● **TASK INPUT**:
____________________
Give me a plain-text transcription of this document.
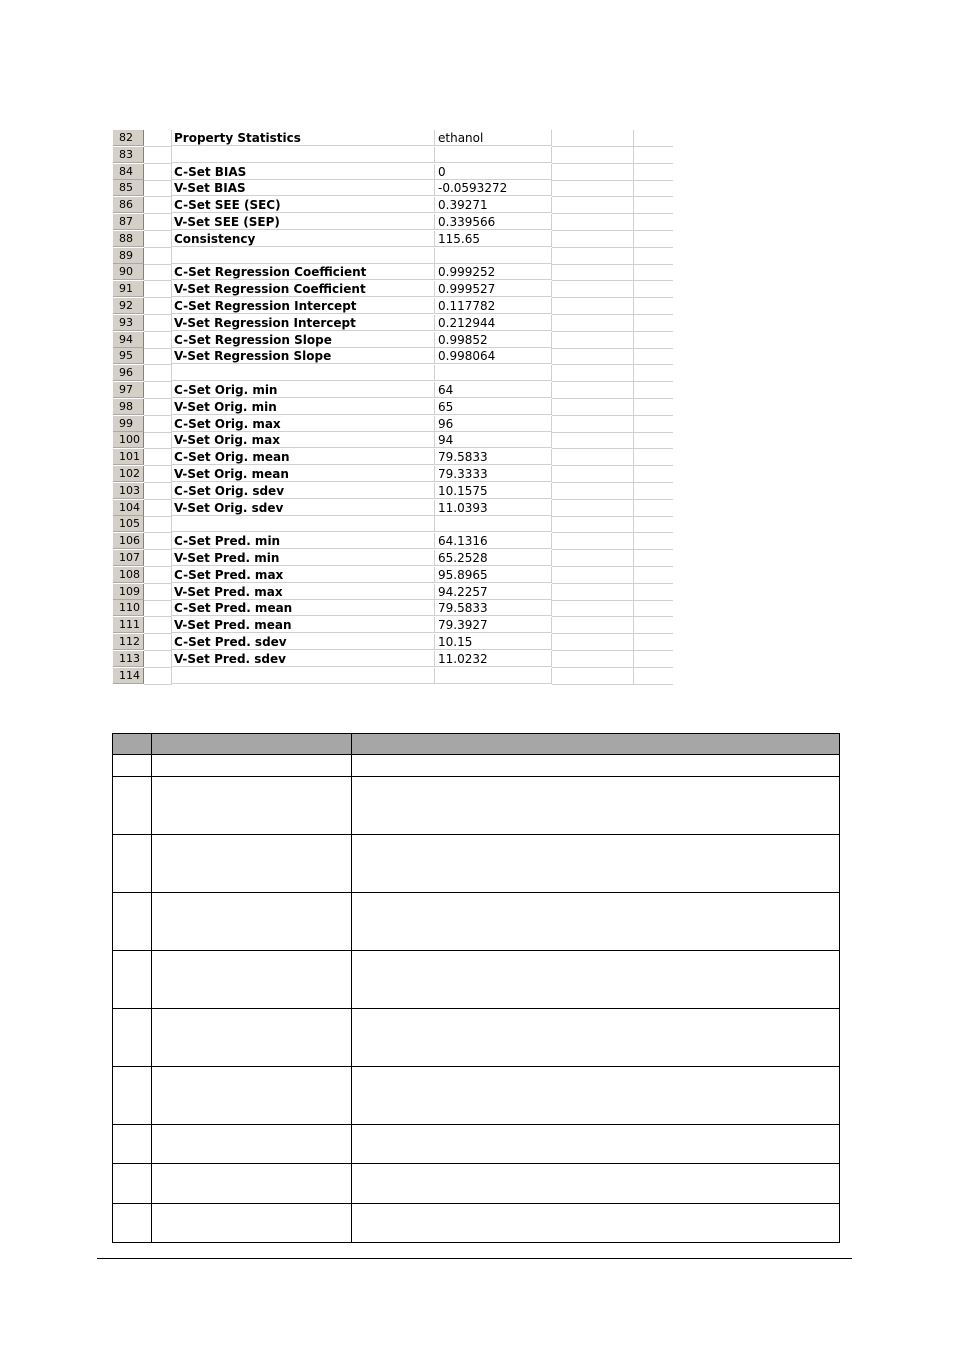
82	Property Statistics	ethanol
83
84	C-Set BIAS	0
85	V-Set BIAS	-0.0593272
86	C-Set SEE (SEC)	0.39271
87	V-Set SEE (SEP)	0.339566
88	Consistency	115.65
89
90	C-Set Regression Coefficient	0.999252
91	V-Set Regression Coefficient	0.999527
92	C-Set Regression Intercept	0.117782
93	V-Set Regression Intercept	0.212944
94	C-Set Regression Slope	0.99852
95	V-Set Regression Slope	0.998064
96
97	C-Set Orig. min	64
98	V-Set Orig. min	65
99	C-Set Orig. max	96
100	V-Set Orig. max	94
101	C-Set Orig. mean	79.5833
102	V-Set Orig. mean	79.3333
103	C-Set Orig. sdev	10.1575
104	V-Set Orig. sdev	11.0393
105
106	C-Set Pred. min	64.1316
107	V-Set Pred. min	65.2528
108	C-Set Pred. max	95.8965
109	V-Set Pred. max	94.2257
110	C-Set Pred. mean	79.5833
111	V-Set Pred. mean	79.3927
112	C-Set Pred. sdev	10.15
113	V-Set Pred. sdev	11.0232
114
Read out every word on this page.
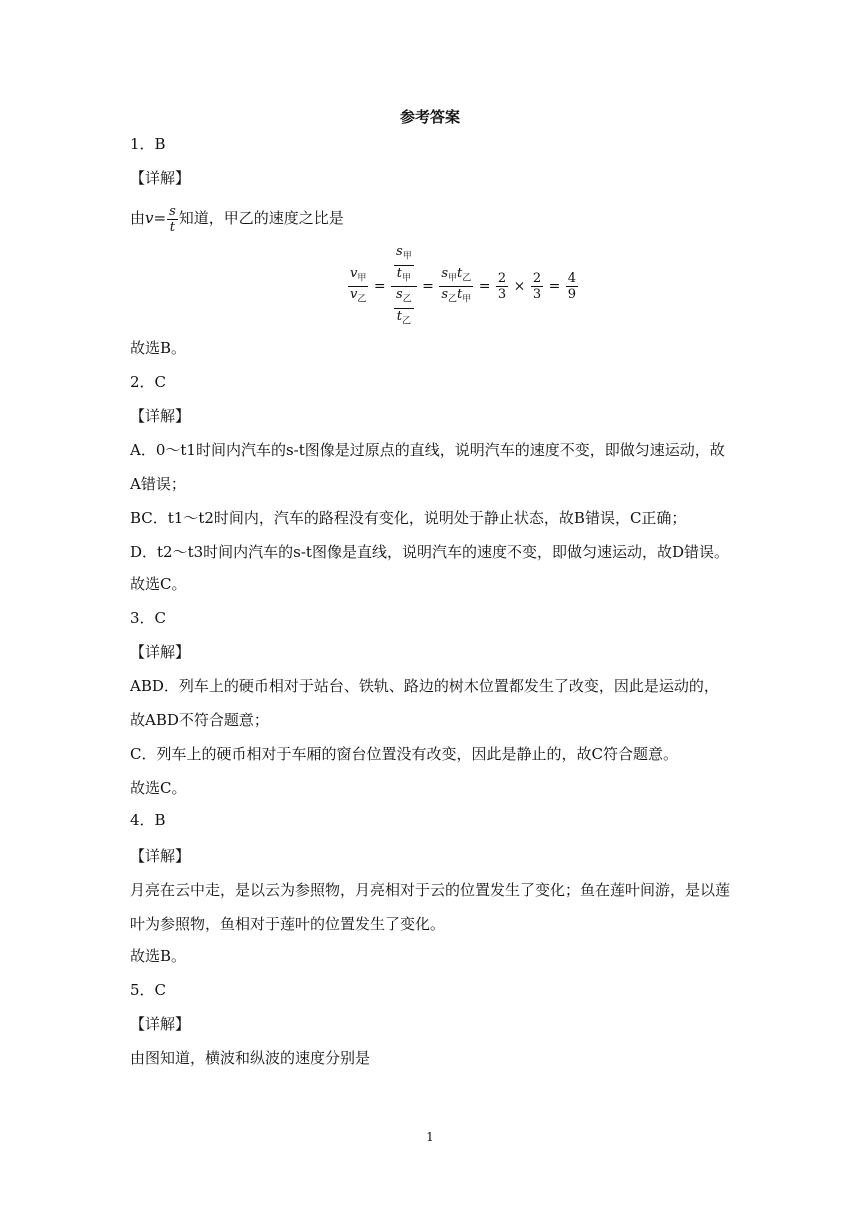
参考答案
1．B
【详解】
由$v= \frac{s}{t}$ 知道，甲乙的速度之比是
$\frac{v_甲}{v_乙} = \frac{\frac{s_甲}{t_甲}}{\frac{s_乙}{t_乙}} = \frac{s_甲t_乙}{s_乙t_甲} = \frac{2}{3} \times \frac{2}{3} = \frac{4}{9}$
故选B。
2．C
【详解】
A．0～t1时间内汽车的s-t图像是过原点的直线，说明汽车的速度不变，即做匀速运动，故
A错误；
BC．t1～t2时间内，汽车的路程没有变化，说明处于静止状态，故B错误，C正确；
D．t2～t3时间内汽车的s-t图像是直线，说明汽车的速度不变，即做匀速运动，故D错误。
故选C。
3．C
【详解】
ABD．列车上的硬币相对于站台、铁轨、路边的树木位置都发生了改变，因此是运动的，
故ABD不符合题意；
C．列车上的硬币相对于车厢的窗台位置没有改变，因此是静止的，故C符合题意。
故选C。
4．B
【详解】
月亮在云中走，是以云为参照物，月亮相对于云的位置发生了变化；鱼在莲叶间游，是以莲
叶为参照物，鱼相对于莲叶的位置发生了变化。
故选B。
5．C
【详解】
由图知道，横波和纵波的速度分别是
1
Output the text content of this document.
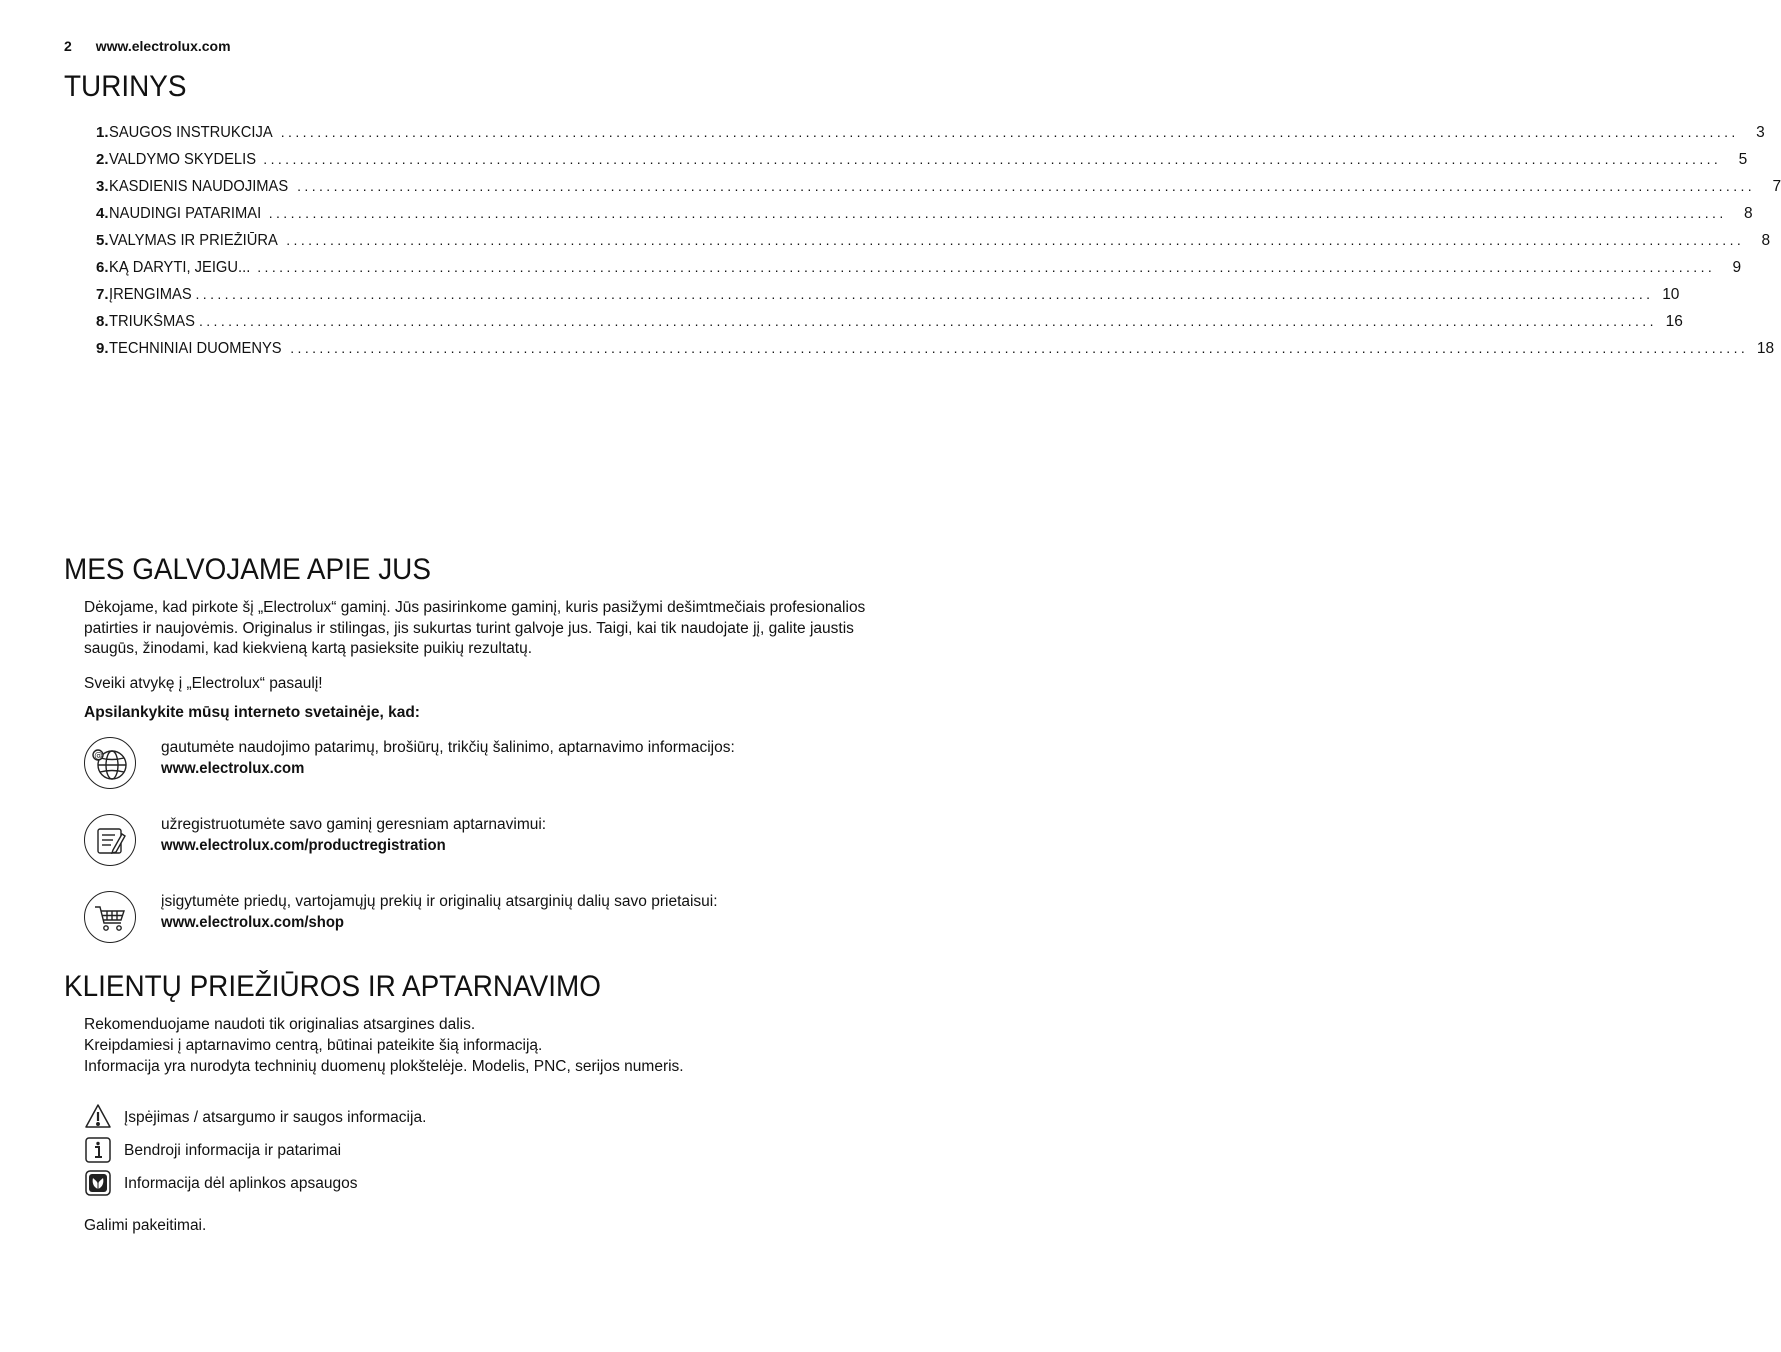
2 www.electrolux.com
TURINYS
1. SAUGOS INSTRUKCIJA ........................................................................................................................................................................................................	3
2. VALDYMO SKYDELIS ........................................................................................................................................................................................................	5
3. KASDIENIS NAUDOJIMAS ........................................................................................................................................................................................................	7
4. NAUDINGI PATARIMAI ........................................................................................................................................................................................................	8
5. VALYMAS IR PRIEŽIŪRA ........................................................................................................................................................................................................	8
6. KĄ DARYTI, JEIGU... ........................................................................................................................................................................................................	9
7. ĮRENGIMAS ........................................................................................................................................................................................................ 10
8. TRIUKŠMAS ........................................................................................................................................................................................................ 16
9. TECHNINIAI DUOMENYS ........................................................................................................................................................................................................ 18
MES GALVOJAME APIE JUS
Dėkojame, kad pirkote šį „Electrolux“ gaminį. Jūs pasirinkome gaminį, kuris pasižymi dešimtmečiais profesionalios patirties ir naujovėmis. Originalus ir stilingas, jis sukurtas turint galvoje jus. Taigi, kai tik naudojate jį, galite jaustis saugūs, žinodami, kad kiekvieną kartą pasieksite puikių rezultatų.
Sveiki atvykę į „Electrolux“ pasaulį!
Apsilankykite mūsų interneto svetainėje, kad:
@	gautumėte naudojimo patarimų, brošiūrų, trikčių šalinimo, aptarnavimo informacijos:
www.electrolux.com
užregistruotumėte savo gaminį geresniam aptarnavimui:
www.electrolux.com/productregistration
įsigytumėte priedų, vartojamųjų prekių ir originalių atsarginių dalių savo prietaisui:
www.electrolux.com/shop
KLIENTŲ PRIEŽIŪROS IR APTARNAVIMO
Rekomenduojame naudoti tik originalias atsargines dalis.
Kreipdamiesi į aptarnavimo centrą, būtinai pateikite šią informaciją.
Informacija yra nurodyta techninių duomenų plokštelėje. Modelis, PNC, serijos numeris.
Įspėjimas / atsargumo ir saugos informacija.
Bendroji informacija ir patarimai
Informacija dėl aplinkos apsaugos
Galimi pakeitimai.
____________________
● **WHAT TO DO**:
Extract every line above that contains the word "sdev".

● **WORKED ANSWER**:
103	C-Set Orig. sdev	10.1575
104	V-Set Orig. sdev	11.0393
112	C-Set Pred. sdev	10.15
113	V-Set Pred. sdev	11.0232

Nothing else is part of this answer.